*GIVEN INSTRUCTION:* Transcribe the tail of the listing: start at the line containing "Extract all readable text from this page." and stop after the last line, keeping every character as is and adding nothing.

*MATERIAL FOR THIS TASK:*
=-=-=
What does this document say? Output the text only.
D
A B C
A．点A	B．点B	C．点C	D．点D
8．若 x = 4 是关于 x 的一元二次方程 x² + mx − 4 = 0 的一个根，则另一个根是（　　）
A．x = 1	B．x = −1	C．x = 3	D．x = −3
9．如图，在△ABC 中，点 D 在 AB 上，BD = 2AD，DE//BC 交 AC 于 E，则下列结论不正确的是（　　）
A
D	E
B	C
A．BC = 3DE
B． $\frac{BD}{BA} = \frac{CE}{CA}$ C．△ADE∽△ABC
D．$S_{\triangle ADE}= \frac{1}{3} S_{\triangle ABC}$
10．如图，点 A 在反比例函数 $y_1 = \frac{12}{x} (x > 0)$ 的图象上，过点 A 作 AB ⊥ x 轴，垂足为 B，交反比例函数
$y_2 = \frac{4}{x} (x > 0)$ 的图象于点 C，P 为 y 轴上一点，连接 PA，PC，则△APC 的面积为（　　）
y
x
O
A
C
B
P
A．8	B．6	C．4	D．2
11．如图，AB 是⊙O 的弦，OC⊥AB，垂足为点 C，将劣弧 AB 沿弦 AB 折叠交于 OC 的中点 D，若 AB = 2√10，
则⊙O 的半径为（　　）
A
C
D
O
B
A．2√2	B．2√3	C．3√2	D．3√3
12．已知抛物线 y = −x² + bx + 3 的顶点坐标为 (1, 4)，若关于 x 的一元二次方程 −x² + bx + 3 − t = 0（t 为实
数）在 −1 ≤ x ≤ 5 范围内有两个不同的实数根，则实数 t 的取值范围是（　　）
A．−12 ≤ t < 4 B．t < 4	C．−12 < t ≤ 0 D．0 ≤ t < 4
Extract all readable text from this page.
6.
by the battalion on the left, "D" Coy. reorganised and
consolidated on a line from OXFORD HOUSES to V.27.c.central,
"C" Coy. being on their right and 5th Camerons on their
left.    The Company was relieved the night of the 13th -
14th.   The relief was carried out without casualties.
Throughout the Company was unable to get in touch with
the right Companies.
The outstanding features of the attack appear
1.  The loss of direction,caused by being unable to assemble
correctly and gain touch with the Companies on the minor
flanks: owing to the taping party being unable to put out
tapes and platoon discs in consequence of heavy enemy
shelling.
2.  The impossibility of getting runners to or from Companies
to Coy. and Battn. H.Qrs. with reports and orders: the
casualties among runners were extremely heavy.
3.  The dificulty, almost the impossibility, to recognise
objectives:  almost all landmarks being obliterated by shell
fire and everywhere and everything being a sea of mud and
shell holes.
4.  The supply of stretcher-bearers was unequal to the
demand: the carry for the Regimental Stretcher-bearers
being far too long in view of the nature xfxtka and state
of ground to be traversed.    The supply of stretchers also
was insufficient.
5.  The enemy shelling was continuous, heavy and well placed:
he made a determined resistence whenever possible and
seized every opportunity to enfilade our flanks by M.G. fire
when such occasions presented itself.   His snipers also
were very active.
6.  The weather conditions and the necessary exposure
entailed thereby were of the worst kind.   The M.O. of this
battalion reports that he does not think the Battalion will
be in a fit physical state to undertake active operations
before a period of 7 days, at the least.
=-=-=
*CORRECT ANSWER:*
Extract all readable text from this page.
6.
by the battalion on the left, "D" Coy. reorganised and
consolidated on a line from OXFORD HOUSES to V.27.c.central,
"C" Coy. being on their right and 5th Camerons on their
left.    The Company was relieved the night of the 13th -
14th.   The relief was carried out without casualties.
Throughout the Company was unable to get in touch with
the right Companies.
The outstanding features of the attack appear
1.  The loss of direction,caused by being unable to assemble
correctly and gain touch with the Companies on the minor
flanks: owing to the taping party being unable to put out
tapes and platoon discs in consequence of heavy enemy
shelling.
2.  The impossibility of getting runners to or from Companies
to Coy. and Battn. H.Qrs. with reports and orders: the
casualties among runners were extremely heavy.
3.  The dificulty, almost the impossibility, to recognise
objectives:  almost all landmarks being obliterated by shell
fire and everywhere and everything being a sea of mud and
shell holes.
4.  The supply of stretcher-bearers was unequal to the
demand: the carry for the Regimental Stretcher-bearers
being far too long in view of the nature xfxtka and state
of ground to be traversed.    The supply of stretchers also
was insufficient.
5.  The enemy shelling was continuous, heavy and well placed:
he made a determined resistence whenever possible and
seized every opportunity to enfilade our flanks by M.G. fire
when such occasions presented itself.   His snipers also
were very active.
6.  The weather conditions and the necessary exposure
entailed thereby were of the worst kind.   The M.O. of this
battalion reports that he does not think the Battalion will
be in a fit physical state to undertake active operations
before a period of 7 days, at the least.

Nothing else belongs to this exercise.